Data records
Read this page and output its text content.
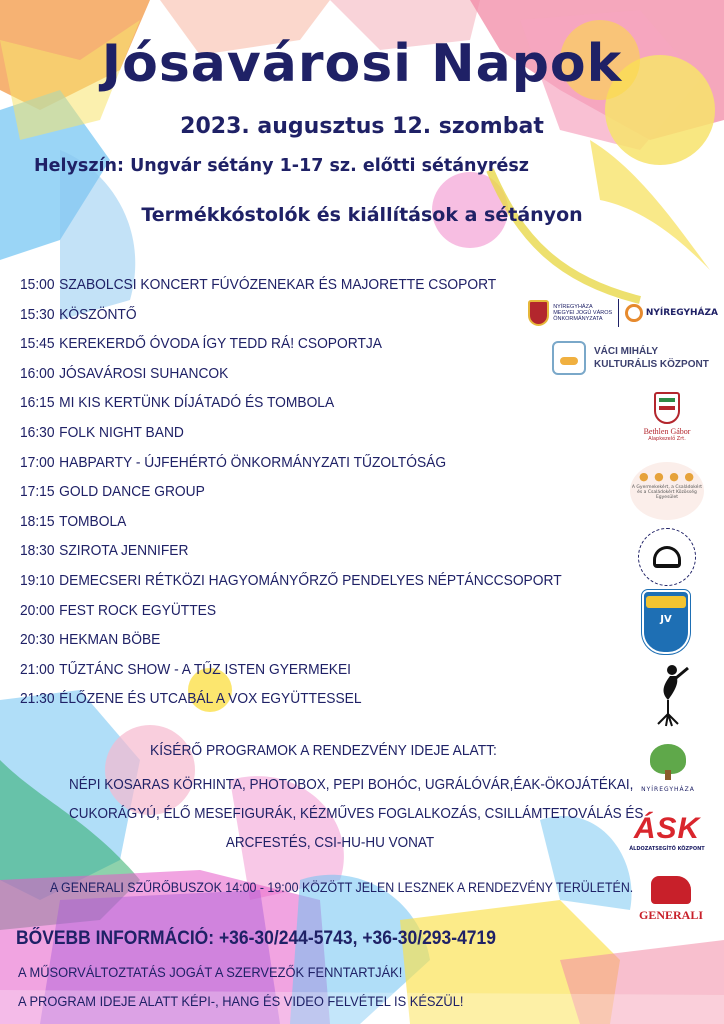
Jósavárosi Napok
2023. augusztus 12. szombat
Helyszín: Ungvár sétány 1-17 sz. előtti sétányrész
Termékkóstolók és kiállítások a sétányon
15:00 SZABOLCSI KONCERT FÚVÓZENEKAR ÉS MAJORETTE CSOPORT
15:30 KÖSZÖNTŐ
15:45 KEREKERDŐ ÓVODA ÍGY TEDD RÁ! CSOPORTJA
16:00 JÓSAVÁROSI SUHANCOK
16:15 MI KIS KERTÜNK DÍJÁTADÓ ÉS TOMBOLA
16:30 FOLK NIGHT BAND
17:00 HABPARTY - ÚJFEHÉRTÓ ÖNKORMÁNYZATI TŰZOLTÓSÁG
17:15 GOLD DANCE GROUP
18:15 TOMBOLA
18:30 SZIROTA JENNIFER
19:10 DEMECSERI RÉTKÖZI HAGYOMÁNYŐRZŐ PENDELYES NÉPTÁNCCSOPORT
20:00 FEST ROCK EGYÜTTES
20:30 HEKMAN BÖBE
21:00 TŰZTÁNC SHOW - A TŰZ ISTEN GYERMEKEI
21:30 ÉLŐZENE ÉS UTCABÁL A VOX EGYÜTTESSEL
KÍSÉRŐ PROGRAMOK A RENDEZVÉNY IDEJE ALATT:
NÉPI KOSARAS KÖRHINTA, PHOTOBOX, PEPI BOHÓC, UGRÁLÓVÁR,ÉAK-ÖKOJÁTÉKAI,
CUKORÁGYÚ, ÉLŐ MESEFIGURÁK, KÉZMŰVES FOGLALKOZÁS, CSILLÁMTETOVÁLÁS ÉS
ARCFESTÉS, CSI-HU-HU VONAT
A GENERALI SZŰRŐBUSZOK 14:00 - 19:00 KÖZÖTT JELEN LESZNEK A RENDEZVÉNY TERÜLETÉN.
BŐVEBB INFORMÁCIÓ: +36-30/244-5743, +36-30/293-4719
A MŰSORVÁLTOZTATÁS JOGÁT A SZERVEZŐK FENNTARTJÁK!
A PROGRAM IDEJE ALATT KÉPI-, HANG ÉS VIDEO FELVÉTEL IS KÉSZÜL!
NYÍREGYHÁZA MEGYEI JOGÚ VÁROS ÖNKORMÁNYZATA
NYÍREGYHÁZA
VÁCI MIHÁLY
KULTURÁLIS KÖZPONT
Bethlen Gábor
Alapkezelő Zrt.
● ● ● ●
A Gyermekekért, a Családokért és a Családokért Közösség Egyesület
JV
NYÍREGYHÁZA
ÁSK
ÁLDOZATSEGÍTŐ KÖZPONT
GENERALI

Prompt = Search the listing above for the string "KÖZPONT". Copy every line that contains it.

Written reply =
KULTURÁLIS KÖZPONT
ÁLDOZATSEGÍTŐ KÖZPONT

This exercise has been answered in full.